### Requirement
Search the material below for the string "中国新能源汽车产销量" and list each line that holds it.

- - - - -

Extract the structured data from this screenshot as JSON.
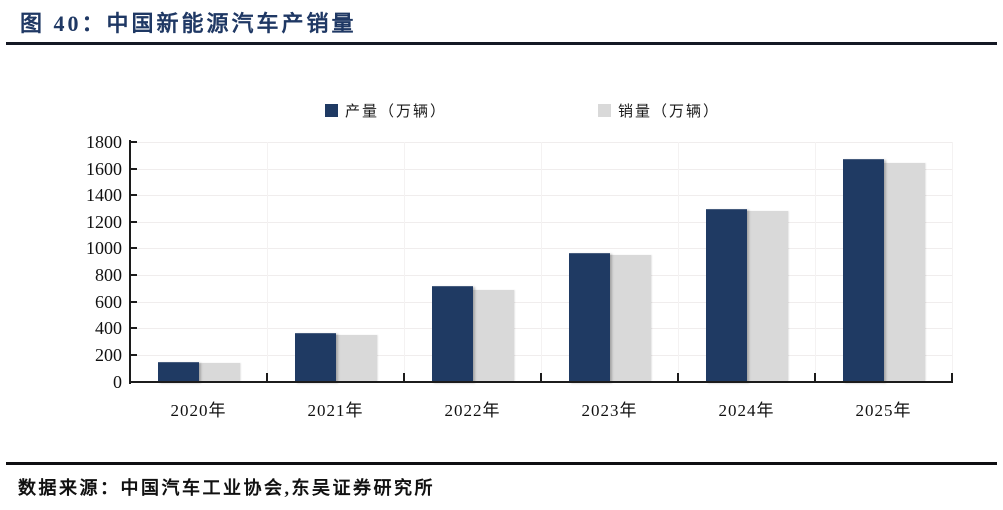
{
  "page": {
    "title": "图 40：中国新能源汽车产销量",
    "source": "数据来源：中国汽车工业协会,东吴证券研究所"
  },
  "colors": {
    "title_navy": "#1f3864",
    "production_bar": "#1f3a63",
    "sales_bar": "#d9d9d9",
    "axis": "#1c1c1c",
    "divider": "#141824"
  },
  "chart_data": {
    "type": "bar",
    "title": "中国新能源汽车产销量",
    "categories": [
      "2020年",
      "2021年",
      "2022年",
      "2023年",
      "2024年",
      "2025年"
    ],
    "series": [
      {
        "name": "产量（万辆）",
        "color": "#1f3a63",
        "values": [
          145,
          365,
          716,
          965,
          1300,
          1670
        ]
      },
      {
        "name": "销量（万辆）",
        "color": "#d9d9d9",
        "values": [
          136,
          353,
          689,
          950,
          1285,
          1645
        ]
      }
    ],
    "xlabel": "",
    "ylabel": "",
    "unit": "万辆",
    "ylim": [
      0,
      1800
    ],
    "ytick_step": 200,
    "yticks": [
      0,
      200,
      400,
      600,
      800,
      1000,
      1200,
      1400,
      1600,
      1800
    ],
    "grid": "faint",
    "legend_position": "top-center"
  }
}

- - - - -

### Solution for this task
    "title": "图 40：中国新能源汽车产销量",
    "title": "中国新能源汽车产销量",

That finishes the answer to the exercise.